##### RECORDS #####
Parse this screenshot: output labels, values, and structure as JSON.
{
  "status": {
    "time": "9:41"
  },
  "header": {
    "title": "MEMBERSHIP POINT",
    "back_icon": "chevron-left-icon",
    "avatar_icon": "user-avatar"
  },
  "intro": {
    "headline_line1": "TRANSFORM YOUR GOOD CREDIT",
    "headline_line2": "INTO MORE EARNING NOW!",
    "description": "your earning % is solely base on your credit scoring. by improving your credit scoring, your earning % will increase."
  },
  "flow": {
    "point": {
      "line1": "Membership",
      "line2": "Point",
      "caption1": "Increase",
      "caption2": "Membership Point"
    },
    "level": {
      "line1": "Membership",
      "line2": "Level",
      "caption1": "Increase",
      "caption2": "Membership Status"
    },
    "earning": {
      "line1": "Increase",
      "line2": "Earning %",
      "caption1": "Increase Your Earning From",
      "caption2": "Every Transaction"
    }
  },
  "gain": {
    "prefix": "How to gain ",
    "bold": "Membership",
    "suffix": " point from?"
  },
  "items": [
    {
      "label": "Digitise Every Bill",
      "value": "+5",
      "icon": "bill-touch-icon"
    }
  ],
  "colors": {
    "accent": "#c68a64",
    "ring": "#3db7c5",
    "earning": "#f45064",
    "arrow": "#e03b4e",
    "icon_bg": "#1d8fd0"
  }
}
#####
##### RECORDS #####
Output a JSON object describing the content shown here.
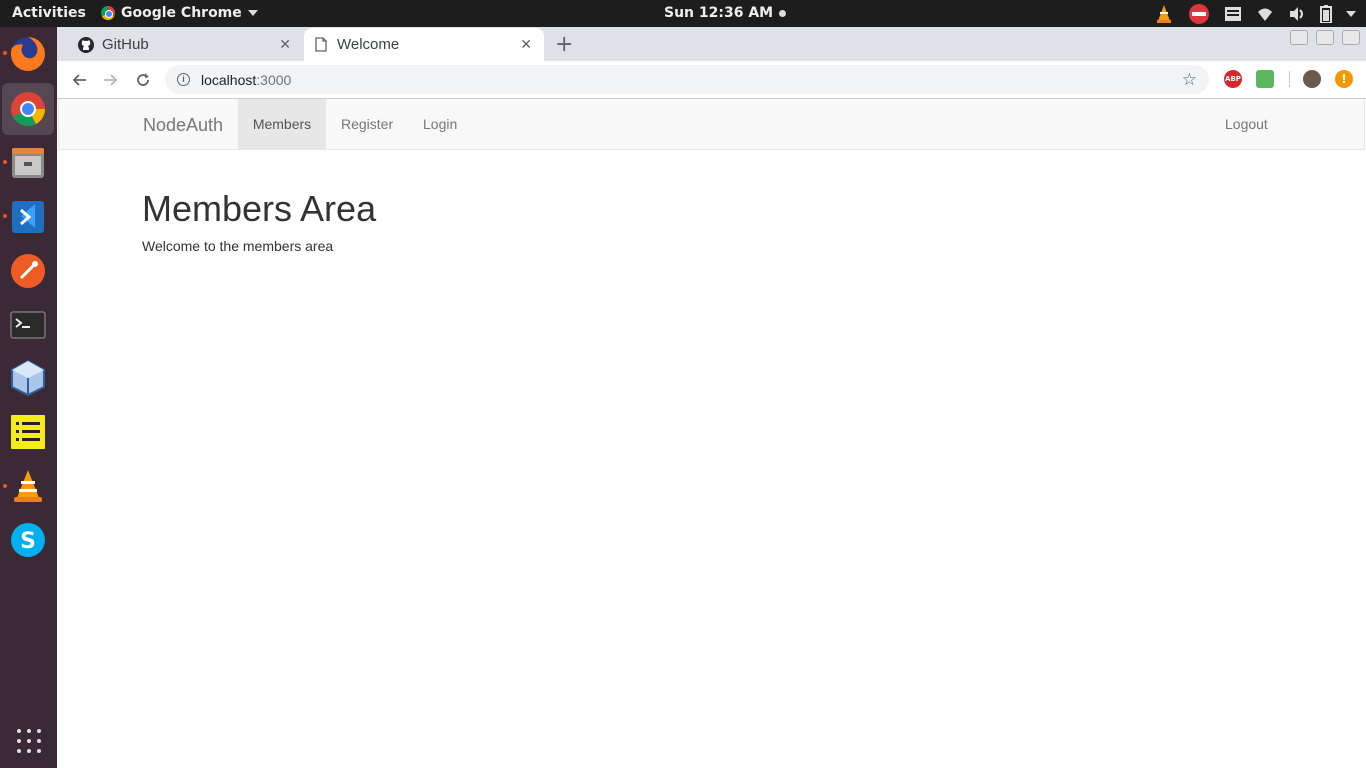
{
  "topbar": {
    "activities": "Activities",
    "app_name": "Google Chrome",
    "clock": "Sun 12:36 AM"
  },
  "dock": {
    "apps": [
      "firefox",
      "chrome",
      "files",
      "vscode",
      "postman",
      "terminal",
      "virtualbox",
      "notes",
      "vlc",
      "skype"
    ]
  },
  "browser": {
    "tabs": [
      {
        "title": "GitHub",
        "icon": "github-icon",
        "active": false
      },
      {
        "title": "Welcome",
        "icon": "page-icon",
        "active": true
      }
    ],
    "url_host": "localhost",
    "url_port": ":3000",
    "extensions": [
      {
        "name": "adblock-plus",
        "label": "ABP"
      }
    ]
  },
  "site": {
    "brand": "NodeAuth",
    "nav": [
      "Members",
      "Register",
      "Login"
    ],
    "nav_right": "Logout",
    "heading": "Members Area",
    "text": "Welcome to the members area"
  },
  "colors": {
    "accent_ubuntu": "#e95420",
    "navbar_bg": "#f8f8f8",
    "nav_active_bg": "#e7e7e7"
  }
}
#####
##### RECORDS #####
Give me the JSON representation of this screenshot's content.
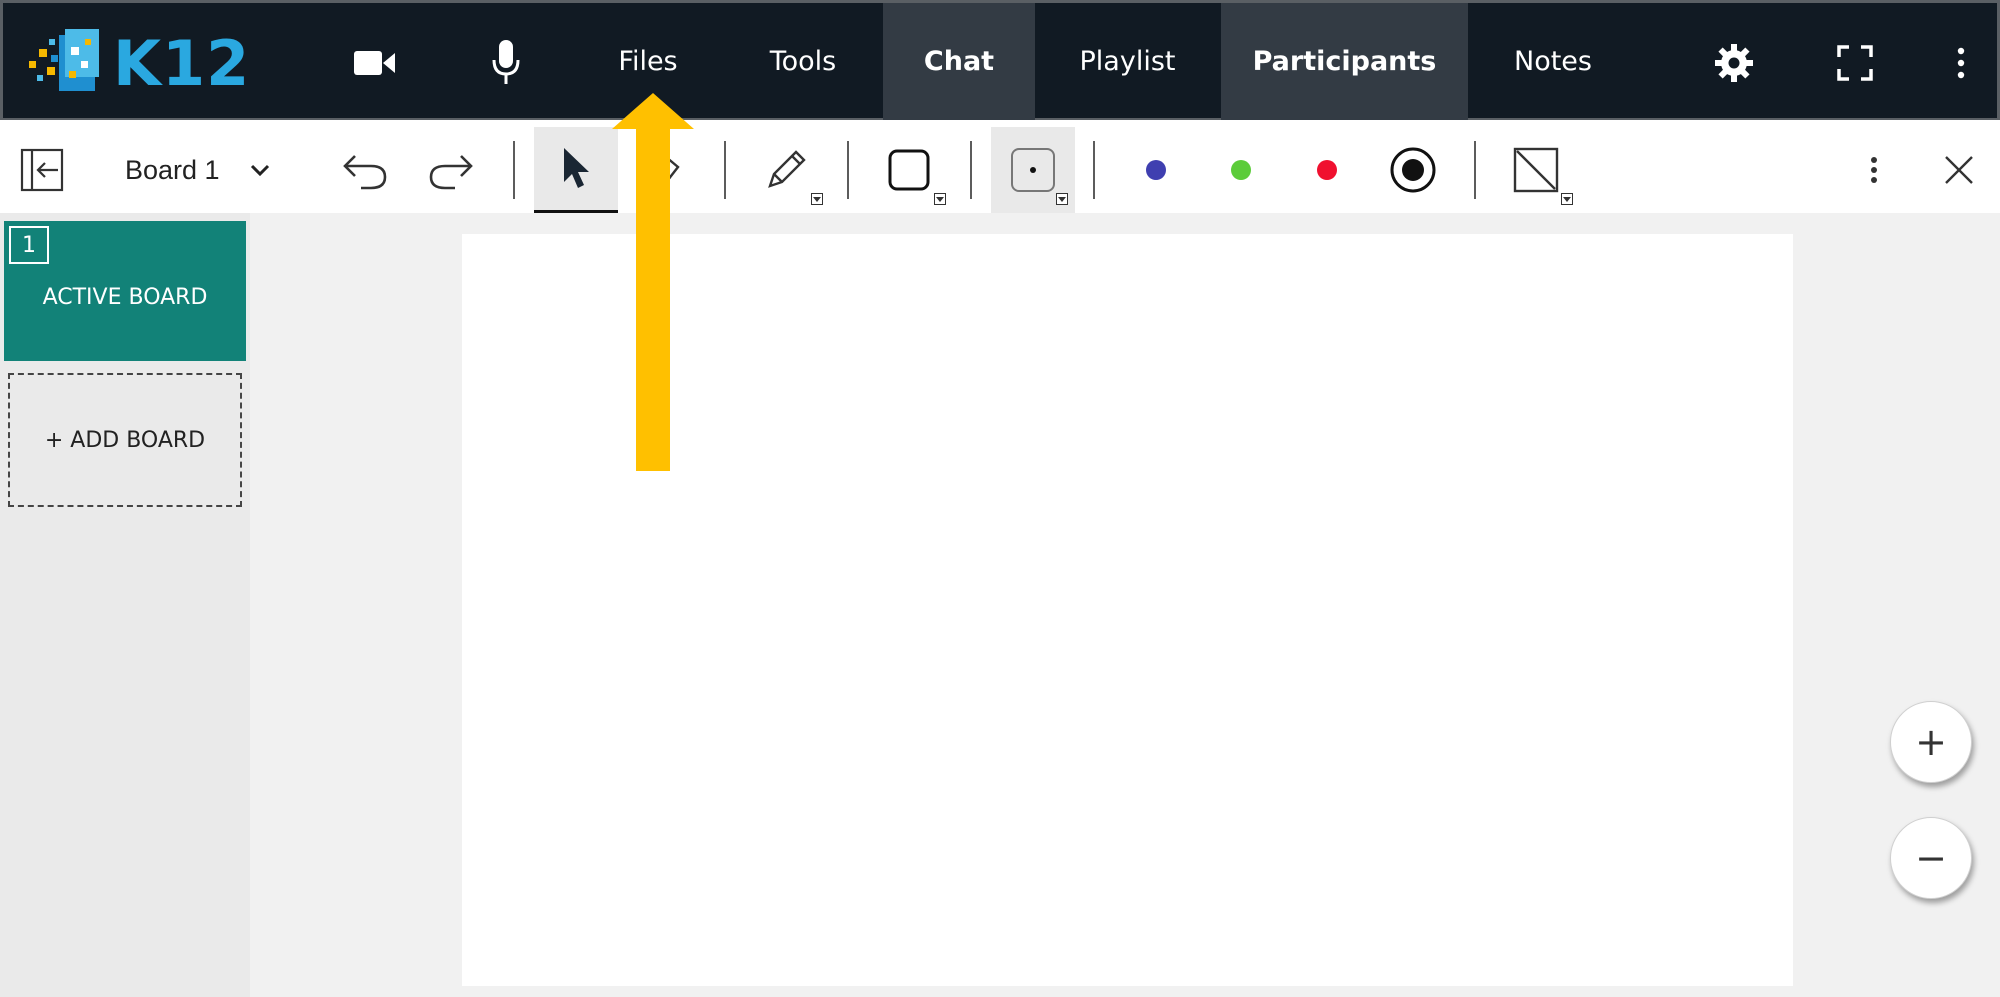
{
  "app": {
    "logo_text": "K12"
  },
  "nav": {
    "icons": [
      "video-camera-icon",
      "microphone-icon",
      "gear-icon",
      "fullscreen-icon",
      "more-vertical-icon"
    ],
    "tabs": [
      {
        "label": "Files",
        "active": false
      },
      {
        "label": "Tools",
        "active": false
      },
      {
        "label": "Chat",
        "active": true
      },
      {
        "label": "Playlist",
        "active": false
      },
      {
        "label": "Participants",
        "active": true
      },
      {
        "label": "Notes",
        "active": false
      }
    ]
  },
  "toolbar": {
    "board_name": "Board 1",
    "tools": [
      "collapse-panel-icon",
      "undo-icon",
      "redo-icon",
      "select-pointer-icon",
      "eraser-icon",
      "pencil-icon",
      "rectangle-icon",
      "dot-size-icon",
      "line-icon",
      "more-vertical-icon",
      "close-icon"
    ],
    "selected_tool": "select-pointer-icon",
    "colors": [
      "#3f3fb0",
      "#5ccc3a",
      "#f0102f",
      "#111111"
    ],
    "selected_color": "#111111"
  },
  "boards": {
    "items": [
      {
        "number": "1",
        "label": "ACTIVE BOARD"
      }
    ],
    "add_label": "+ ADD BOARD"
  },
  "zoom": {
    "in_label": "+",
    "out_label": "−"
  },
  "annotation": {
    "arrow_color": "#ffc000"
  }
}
#####
- [WHAT IS EXPECTED]:
Above are the entries; count how many of their lines contain the word "Welcome" and give only that number.

- [EXERCISE OUTPUT]:
2